══ THE DATA ══
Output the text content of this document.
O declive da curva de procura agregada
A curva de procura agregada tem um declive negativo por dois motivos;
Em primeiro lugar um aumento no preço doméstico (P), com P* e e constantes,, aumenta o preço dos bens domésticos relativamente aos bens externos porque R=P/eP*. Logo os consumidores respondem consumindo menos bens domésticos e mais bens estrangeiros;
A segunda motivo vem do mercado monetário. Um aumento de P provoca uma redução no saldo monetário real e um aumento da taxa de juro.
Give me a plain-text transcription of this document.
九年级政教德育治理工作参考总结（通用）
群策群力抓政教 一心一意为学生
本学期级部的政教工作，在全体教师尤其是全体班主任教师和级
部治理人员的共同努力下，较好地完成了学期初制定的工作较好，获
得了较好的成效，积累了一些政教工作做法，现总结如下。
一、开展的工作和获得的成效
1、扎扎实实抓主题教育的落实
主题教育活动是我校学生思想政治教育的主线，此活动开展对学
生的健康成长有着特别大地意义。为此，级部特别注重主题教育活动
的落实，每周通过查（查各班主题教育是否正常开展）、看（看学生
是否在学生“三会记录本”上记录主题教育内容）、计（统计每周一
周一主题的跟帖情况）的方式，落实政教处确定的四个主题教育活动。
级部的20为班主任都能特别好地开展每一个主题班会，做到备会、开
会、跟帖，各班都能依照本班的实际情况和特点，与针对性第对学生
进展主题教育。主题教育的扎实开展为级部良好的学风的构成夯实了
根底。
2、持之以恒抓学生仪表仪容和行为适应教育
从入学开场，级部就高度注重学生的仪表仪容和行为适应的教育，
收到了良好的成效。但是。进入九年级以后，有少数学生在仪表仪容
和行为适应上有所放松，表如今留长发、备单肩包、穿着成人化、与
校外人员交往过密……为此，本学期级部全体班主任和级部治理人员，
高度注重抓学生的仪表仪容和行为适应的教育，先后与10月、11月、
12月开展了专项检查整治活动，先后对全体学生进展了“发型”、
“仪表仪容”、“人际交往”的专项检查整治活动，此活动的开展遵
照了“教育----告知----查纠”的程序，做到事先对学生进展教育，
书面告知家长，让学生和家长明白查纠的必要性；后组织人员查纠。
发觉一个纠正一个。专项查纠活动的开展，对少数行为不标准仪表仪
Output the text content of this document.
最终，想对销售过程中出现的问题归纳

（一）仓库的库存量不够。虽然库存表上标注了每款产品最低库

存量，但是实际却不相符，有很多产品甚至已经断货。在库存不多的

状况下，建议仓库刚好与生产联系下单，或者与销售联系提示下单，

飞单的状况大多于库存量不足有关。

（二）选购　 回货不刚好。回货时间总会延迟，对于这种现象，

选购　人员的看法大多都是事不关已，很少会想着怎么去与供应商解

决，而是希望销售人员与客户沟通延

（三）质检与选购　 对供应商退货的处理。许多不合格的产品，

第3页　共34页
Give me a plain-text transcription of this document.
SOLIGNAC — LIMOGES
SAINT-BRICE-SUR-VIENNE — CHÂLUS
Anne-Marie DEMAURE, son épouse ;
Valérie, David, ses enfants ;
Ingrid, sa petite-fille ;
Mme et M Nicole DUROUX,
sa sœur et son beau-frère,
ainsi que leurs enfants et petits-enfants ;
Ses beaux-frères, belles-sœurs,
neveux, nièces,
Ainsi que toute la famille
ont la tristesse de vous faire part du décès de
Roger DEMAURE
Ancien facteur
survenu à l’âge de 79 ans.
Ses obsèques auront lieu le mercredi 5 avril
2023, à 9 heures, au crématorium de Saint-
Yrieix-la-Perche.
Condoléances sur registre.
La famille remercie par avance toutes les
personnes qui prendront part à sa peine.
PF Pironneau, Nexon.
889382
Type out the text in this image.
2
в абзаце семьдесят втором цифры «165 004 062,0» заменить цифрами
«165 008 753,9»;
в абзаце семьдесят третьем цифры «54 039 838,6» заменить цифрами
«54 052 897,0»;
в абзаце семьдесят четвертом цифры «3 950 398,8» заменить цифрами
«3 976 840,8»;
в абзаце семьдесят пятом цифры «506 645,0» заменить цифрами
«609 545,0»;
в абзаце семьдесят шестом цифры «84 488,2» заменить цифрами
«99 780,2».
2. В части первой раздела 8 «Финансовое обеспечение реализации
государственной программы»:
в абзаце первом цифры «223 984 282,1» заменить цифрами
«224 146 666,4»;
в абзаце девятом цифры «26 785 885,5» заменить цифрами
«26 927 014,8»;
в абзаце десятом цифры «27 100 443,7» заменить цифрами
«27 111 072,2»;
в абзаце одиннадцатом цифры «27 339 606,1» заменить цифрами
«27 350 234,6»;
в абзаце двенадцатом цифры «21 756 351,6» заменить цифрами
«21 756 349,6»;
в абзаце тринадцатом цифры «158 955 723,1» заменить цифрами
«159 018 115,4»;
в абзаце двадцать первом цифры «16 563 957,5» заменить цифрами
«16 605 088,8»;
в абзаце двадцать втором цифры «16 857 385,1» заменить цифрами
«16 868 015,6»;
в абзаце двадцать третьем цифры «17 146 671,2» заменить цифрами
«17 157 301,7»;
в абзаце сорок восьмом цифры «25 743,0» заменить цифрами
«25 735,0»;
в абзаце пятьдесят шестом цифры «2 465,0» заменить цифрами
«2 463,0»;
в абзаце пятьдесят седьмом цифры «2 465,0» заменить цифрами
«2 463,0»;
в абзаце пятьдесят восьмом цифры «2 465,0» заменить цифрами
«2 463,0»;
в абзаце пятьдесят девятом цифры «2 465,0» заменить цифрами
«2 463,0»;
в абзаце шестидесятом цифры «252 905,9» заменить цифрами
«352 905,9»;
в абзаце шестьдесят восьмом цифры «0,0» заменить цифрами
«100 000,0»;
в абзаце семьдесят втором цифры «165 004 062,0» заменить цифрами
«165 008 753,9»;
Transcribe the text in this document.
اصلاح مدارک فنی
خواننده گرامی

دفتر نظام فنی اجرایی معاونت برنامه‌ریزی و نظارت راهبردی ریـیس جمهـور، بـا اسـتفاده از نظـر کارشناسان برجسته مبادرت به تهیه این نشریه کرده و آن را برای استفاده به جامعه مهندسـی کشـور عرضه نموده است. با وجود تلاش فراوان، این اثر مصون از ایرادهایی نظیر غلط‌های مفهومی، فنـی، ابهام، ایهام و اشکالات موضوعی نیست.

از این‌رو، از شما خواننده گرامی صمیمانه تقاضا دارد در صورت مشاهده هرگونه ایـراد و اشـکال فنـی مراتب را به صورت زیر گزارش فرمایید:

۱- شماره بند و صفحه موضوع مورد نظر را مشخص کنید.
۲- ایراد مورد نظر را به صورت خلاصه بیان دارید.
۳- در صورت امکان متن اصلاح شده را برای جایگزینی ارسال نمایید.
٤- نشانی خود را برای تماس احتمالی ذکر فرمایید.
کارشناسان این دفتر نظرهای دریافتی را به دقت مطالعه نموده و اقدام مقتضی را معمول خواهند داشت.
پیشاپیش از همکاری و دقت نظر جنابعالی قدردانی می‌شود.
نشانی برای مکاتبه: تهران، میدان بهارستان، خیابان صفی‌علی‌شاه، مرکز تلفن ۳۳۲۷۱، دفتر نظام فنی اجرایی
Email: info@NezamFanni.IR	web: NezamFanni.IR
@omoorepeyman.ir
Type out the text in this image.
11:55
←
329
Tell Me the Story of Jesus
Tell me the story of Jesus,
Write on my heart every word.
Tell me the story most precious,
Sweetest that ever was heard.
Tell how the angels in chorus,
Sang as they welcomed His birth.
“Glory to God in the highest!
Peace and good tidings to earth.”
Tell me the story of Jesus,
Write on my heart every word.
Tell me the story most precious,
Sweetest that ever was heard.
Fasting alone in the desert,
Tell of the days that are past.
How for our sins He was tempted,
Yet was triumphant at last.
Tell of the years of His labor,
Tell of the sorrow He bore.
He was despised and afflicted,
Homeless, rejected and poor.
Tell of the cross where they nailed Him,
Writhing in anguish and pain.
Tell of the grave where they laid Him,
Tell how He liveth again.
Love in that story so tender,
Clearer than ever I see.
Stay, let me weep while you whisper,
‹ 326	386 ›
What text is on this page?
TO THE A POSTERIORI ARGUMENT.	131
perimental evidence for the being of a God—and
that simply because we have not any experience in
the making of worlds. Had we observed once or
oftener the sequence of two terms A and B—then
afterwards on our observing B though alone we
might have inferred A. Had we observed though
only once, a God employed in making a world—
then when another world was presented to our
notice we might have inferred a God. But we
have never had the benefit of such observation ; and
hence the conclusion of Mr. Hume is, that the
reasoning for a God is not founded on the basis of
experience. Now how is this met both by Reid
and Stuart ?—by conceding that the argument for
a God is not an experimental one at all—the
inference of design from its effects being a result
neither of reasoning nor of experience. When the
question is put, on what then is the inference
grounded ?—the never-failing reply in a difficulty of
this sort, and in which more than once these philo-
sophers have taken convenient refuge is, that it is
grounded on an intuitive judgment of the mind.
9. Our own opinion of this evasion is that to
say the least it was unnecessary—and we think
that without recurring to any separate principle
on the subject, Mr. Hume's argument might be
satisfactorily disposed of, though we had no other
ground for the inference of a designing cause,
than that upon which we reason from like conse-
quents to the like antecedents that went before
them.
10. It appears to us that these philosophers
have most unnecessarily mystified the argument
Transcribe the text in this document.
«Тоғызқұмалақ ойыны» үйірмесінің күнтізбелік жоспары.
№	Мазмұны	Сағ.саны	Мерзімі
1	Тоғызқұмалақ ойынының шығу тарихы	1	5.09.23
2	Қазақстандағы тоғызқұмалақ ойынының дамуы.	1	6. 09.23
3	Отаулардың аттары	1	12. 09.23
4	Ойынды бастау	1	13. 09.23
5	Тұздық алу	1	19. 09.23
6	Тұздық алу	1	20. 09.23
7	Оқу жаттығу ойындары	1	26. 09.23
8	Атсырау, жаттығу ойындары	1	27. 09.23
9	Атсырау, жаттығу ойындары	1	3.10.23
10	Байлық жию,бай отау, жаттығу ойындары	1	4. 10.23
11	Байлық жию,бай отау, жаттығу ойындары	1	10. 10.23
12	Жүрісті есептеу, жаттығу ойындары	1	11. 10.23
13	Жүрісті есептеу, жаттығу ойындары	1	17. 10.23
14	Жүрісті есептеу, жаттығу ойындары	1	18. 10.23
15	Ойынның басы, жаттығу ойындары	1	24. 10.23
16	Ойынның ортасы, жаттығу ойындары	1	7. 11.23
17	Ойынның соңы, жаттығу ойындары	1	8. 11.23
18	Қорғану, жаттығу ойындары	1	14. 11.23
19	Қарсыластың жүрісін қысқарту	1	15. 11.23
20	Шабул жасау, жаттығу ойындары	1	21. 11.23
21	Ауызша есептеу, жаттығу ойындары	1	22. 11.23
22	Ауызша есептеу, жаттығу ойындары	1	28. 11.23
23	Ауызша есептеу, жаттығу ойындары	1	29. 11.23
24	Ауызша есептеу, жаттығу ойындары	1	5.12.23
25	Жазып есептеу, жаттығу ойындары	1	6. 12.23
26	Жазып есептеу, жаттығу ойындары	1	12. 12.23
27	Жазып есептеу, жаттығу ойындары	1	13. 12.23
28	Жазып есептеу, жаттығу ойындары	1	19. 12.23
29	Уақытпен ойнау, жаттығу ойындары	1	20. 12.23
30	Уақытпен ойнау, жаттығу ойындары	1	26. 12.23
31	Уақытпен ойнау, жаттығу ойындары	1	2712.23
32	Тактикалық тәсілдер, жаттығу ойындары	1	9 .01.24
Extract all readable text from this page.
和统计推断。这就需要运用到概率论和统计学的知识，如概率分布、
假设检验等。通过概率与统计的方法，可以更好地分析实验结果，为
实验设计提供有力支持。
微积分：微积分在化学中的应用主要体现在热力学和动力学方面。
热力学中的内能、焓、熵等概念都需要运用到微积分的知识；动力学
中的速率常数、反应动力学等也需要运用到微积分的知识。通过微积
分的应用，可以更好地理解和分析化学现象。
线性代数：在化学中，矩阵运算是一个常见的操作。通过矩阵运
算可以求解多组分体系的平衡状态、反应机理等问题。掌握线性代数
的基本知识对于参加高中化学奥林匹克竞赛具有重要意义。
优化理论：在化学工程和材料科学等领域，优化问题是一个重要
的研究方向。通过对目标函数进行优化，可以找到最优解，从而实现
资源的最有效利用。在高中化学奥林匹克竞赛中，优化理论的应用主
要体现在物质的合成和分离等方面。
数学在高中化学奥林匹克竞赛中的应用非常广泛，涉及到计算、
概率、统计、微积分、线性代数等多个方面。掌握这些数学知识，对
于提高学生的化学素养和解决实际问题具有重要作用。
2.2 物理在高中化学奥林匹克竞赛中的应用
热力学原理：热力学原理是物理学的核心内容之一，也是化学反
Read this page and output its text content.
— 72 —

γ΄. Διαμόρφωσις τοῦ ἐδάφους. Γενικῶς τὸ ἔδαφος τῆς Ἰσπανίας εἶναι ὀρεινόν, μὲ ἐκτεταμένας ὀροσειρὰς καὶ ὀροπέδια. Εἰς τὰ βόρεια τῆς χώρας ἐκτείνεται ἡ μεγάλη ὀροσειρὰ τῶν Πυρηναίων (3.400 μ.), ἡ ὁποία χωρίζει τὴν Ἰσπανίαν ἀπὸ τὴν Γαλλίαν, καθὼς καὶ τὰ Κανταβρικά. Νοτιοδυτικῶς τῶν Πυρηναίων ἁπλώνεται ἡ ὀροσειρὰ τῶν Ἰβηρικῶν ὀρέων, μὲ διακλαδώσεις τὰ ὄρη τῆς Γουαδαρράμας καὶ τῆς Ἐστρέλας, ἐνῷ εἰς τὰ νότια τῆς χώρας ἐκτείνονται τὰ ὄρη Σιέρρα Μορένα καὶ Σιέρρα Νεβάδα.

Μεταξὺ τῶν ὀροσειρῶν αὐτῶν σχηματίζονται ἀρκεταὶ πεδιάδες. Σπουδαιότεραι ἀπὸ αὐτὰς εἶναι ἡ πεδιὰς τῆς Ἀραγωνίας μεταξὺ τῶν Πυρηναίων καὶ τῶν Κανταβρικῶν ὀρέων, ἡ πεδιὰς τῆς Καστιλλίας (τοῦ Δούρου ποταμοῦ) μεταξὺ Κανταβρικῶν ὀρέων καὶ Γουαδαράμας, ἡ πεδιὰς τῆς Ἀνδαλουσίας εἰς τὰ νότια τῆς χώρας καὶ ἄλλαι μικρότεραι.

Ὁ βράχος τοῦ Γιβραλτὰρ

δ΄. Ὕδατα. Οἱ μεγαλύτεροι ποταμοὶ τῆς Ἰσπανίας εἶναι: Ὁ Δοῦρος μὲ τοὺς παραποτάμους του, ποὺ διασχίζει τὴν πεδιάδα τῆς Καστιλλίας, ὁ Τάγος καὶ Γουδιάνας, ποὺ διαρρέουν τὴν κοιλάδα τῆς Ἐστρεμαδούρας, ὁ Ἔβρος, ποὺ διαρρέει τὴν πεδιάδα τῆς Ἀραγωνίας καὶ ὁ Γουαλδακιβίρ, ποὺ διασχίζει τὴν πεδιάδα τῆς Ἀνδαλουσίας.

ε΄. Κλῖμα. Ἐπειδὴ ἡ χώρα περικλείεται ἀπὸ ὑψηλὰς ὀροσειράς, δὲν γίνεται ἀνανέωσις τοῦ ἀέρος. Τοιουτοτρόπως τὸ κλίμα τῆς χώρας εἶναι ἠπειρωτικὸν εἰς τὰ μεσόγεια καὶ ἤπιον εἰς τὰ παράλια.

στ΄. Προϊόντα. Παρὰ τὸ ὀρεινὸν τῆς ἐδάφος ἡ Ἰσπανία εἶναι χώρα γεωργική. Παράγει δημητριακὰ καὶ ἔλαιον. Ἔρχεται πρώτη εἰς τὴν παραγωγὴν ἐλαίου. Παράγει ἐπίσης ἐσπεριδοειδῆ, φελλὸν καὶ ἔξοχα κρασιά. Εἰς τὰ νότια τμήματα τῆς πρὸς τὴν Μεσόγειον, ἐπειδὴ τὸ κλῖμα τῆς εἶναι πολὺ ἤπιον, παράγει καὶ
═══
* EXERCISE BRIEF
What is the number of lines in the data above that include the word "девятом"? Answer with that number only.

* RESPONSE FOR THIS EXERCISE
2